- [Short exercise]
Transcribe the listing below word for word.

-------- Material provided

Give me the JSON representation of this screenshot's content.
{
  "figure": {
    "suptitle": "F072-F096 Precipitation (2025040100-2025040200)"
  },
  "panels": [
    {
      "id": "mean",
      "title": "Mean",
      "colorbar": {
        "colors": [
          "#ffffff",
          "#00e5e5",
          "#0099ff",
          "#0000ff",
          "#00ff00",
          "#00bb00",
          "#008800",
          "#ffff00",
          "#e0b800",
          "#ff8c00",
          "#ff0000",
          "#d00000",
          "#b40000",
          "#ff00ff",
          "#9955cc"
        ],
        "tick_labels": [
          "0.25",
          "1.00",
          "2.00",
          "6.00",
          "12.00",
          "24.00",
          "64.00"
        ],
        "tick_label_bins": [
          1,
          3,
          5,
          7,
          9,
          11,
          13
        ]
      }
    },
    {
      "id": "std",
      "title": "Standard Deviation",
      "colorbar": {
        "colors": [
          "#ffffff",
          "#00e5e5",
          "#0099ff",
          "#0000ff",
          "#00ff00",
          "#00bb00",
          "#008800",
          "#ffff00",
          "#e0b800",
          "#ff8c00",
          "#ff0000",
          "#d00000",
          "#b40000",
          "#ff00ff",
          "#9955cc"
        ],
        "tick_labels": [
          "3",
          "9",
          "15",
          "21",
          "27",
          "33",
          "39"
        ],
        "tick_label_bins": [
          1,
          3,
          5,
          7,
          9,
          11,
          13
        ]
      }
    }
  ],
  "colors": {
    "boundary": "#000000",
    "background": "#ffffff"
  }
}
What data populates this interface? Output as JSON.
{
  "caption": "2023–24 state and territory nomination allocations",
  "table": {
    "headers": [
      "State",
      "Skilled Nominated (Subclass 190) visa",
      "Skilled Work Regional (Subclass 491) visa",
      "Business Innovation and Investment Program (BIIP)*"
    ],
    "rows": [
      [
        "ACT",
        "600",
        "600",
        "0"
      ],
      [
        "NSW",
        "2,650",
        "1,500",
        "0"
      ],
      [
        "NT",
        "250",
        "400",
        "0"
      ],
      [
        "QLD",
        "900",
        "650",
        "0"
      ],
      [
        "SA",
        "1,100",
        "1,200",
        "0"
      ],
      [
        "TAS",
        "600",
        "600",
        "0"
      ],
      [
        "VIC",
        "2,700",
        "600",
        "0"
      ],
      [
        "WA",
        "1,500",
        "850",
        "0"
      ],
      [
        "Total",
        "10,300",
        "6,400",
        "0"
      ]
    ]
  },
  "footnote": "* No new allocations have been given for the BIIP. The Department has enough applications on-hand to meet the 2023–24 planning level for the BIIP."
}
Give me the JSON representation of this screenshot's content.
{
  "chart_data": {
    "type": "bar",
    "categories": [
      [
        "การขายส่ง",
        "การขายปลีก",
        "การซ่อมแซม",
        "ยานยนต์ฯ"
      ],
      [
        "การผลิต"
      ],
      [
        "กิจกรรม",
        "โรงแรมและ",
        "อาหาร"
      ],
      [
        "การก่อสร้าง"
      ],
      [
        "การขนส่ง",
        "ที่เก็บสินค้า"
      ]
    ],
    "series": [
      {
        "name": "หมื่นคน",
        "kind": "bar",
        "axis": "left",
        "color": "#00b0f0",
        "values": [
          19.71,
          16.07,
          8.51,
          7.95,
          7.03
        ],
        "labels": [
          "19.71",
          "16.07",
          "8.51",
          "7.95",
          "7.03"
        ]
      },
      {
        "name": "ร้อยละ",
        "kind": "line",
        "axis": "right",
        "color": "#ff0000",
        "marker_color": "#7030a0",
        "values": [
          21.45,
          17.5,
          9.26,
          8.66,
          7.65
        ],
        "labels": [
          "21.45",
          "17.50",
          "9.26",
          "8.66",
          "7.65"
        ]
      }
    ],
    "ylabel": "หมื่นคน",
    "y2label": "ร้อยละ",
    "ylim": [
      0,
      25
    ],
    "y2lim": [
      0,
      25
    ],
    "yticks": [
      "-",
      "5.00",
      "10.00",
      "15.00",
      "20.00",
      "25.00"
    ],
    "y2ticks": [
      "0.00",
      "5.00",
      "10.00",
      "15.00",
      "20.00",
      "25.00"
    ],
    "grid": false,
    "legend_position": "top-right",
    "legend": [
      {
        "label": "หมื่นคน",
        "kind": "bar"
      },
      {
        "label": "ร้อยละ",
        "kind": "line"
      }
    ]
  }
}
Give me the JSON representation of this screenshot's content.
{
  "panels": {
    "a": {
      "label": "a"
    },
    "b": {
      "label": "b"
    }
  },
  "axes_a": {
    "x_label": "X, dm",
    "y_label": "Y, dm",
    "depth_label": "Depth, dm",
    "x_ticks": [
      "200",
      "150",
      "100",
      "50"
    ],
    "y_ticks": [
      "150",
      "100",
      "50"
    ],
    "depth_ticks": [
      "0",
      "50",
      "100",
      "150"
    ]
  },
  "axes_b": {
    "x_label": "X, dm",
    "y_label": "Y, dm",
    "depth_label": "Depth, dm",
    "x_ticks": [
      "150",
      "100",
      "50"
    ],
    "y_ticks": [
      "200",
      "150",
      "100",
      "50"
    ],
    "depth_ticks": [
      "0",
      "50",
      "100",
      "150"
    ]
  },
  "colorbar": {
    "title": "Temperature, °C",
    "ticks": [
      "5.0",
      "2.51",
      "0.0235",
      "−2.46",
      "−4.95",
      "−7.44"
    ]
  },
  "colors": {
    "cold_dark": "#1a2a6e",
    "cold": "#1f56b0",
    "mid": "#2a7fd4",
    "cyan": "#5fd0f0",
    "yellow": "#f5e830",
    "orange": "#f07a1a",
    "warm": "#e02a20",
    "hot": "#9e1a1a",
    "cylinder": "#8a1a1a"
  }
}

----------------

- [Finished exercise]
Give me the JSON representation of this screenshot's content.
{
  "figure": {
    "suptitle": "F072-F096 Precipitation (2025040100-2025040200)"
  },
  "panels": [
    {
      "id": "mean",
      "title": "Mean",
      "colorbar": {
        "colors": [
          "#ffffff",
          "#00e5e5",
          "#0099ff",
          "#0000ff",
          "#00ff00",
          "#00bb00",
          "#008800",
          "#ffff00",
          "#e0b800",
          "#ff8c00",
          "#ff0000",
          "#d00000",
          "#b40000",
          "#ff00ff",
          "#9955cc"
        ],
        "tick_labels": [
          "0.25",
          "1.00",
          "2.00",
          "6.00",
          "12.00",
          "24.00",
          "64.00"
        ],
        "tick_label_bins": [
          1,
          3,
          5,
          7,
          9,
          11,
          13
        ]
      }
    },
    {
      "id": "std",
      "title": "Standard Deviation",
      "colorbar": {
        "colors": [
          "#ffffff",
          "#00e5e5",
          "#0099ff",
          "#0000ff",
          "#00ff00",
          "#00bb00",
          "#008800",
          "#ffff00",
          "#e0b800",
          "#ff8c00",
          "#ff0000",
          "#d00000",
          "#b40000",
          "#ff00ff",
          "#9955cc"
        ],
        "tick_labels": [
          "3",
          "9",
          "15",
          "21",
          "27",
          "33",
          "39"
        ],
        "tick_label_bins": [
          1,
          3,
          5,
          7,
          9,
          11,
          13
        ]
      }
    }
  ],
  "colors": {
    "boundary": "#000000",
    "background": "#ffffff"
  }
}
What data populates this interface? Output as JSON.
{
  "caption": "2023–24 state and territory nomination allocations",
  "table": {
    "headers": [
      "State",
      "Skilled Nominated (Subclass 190) visa",
      "Skilled Work Regional (Subclass 491) visa",
      "Business Innovation and Investment Program (BIIP)*"
    ],
    "rows": [
      [
        "ACT",
        "600",
        "600",
        "0"
      ],
      [
        "NSW",
        "2,650",
        "1,500",
        "0"
      ],
      [
        "NT",
        "250",
        "400",
        "0"
      ],
      [
        "QLD",
        "900",
        "650",
        "0"
      ],
      [
        "SA",
        "1,100",
        "1,200",
        "0"
      ],
      [
        "TAS",
        "600",
        "600",
        "0"
      ],
      [
        "VIC",
        "2,700",
        "600",
        "0"
      ],
      [
        "WA",
        "1,500",
        "850",
        "0"
      ],
      [
        "Total",
        "10,300",
        "6,400",
        "0"
      ]
    ]
  },
  "footnote": "* No new allocations have been given for the BIIP. The Department has enough applications on-hand to meet the 2023–24 planning level for the BIIP."
}
Give me the JSON representation of this screenshot's content.
{
  "chart_data": {
    "type": "bar",
    "categories": [
      [
        "การขายส่ง",
        "การขายปลีก",
        "การซ่อมแซม",
        "ยานยนต์ฯ"
      ],
      [
        "การผลิต"
      ],
      [
        "กิจกรรม",
        "โรงแรมและ",
        "อาหาร"
      ],
      [
        "การก่อสร้าง"
      ],
      [
        "การขนส่ง",
        "ที่เก็บสินค้า"
      ]
    ],
    "series": [
      {
        "name": "หมื่นคน",
        "kind": "bar",
        "axis": "left",
        "color": "#00b0f0",
        "values": [
          19.71,
          16.07,
          8.51,
          7.95,
          7.03
        ],
        "labels": [
          "19.71",
          "16.07",
          "8.51",
          "7.95",
          "7.03"
        ]
      },
      {
        "name": "ร้อยละ",
        "kind": "line",
        "axis": "right",
        "color": "#ff0000",
        "marker_color": "#7030a0",
        "values": [
          21.45,
          17.5,
          9.26,
          8.66,
          7.65
        ],
        "labels": [
          "21.45",
          "17.50",
          "9.26",
          "8.66",
          "7.65"
        ]
      }
    ],
    "ylabel": "หมื่นคน",
    "y2label": "ร้อยละ",
    "ylim": [
      0,
      25
    ],
    "y2lim": [
      0,
      25
    ],
    "yticks": [
      "-",
      "5.00",
      "10.00",
      "15.00",
      "20.00",
      "25.00"
    ],
    "y2ticks": [
      "0.00",
      "5.00",
      "10.00",
      "15.00",
      "20.00",
      "25.00"
    ],
    "grid": false,
    "legend_position": "top-right",
    "legend": [
      {
        "label": "หมื่นคน",
        "kind": "bar"
      },
      {
        "label": "ร้อยละ",
        "kind": "line"
      }
    ]
  }
}
Give me the JSON representation of this screenshot's content.
{
  "panels": {
    "a": {
      "label": "a"
    },
    "b": {
      "label": "b"
    }
  },
  "axes_a": {
    "x_label": "X, dm",
    "y_label": "Y, dm",
    "depth_label": "Depth, dm",
    "x_ticks": [
      "200",
      "150",
      "100",
      "50"
    ],
    "y_ticks": [
      "150",
      "100",
      "50"
    ],
    "depth_ticks": [
      "0",
      "50",
      "100",
      "150"
    ]
  },
  "axes_b": {
    "x_label": "X, dm",
    "y_label": "Y, dm",
    "depth_label": "Depth, dm",
    "x_ticks": [
      "150",
      "100",
      "50"
    ],
    "y_ticks": [
      "200",
      "150",
      "100",
      "50"
    ],
    "depth_ticks": [
      "0",
      "50",
      "100",
      "150"
    ]
  },
  "colorbar": {
    "title": "Temperature, °C",
    "ticks": [
      "5.0",
      "2.51",
      "0.0235",
      "−2.46",
      "−4.95",
      "−7.44"
    ]
  },
  "colors": {
    "cold_dark": "#1a2a6e",
    "cold": "#1f56b0",
    "mid": "#2a7fd4",
    "cyan": "#5fd0f0",
    "yellow": "#f5e830",
    "orange": "#f07a1a",
    "warm": "#e02a20",
    "hot": "#9e1a1a",
    "cylinder": "#8a1a1a"
  }
}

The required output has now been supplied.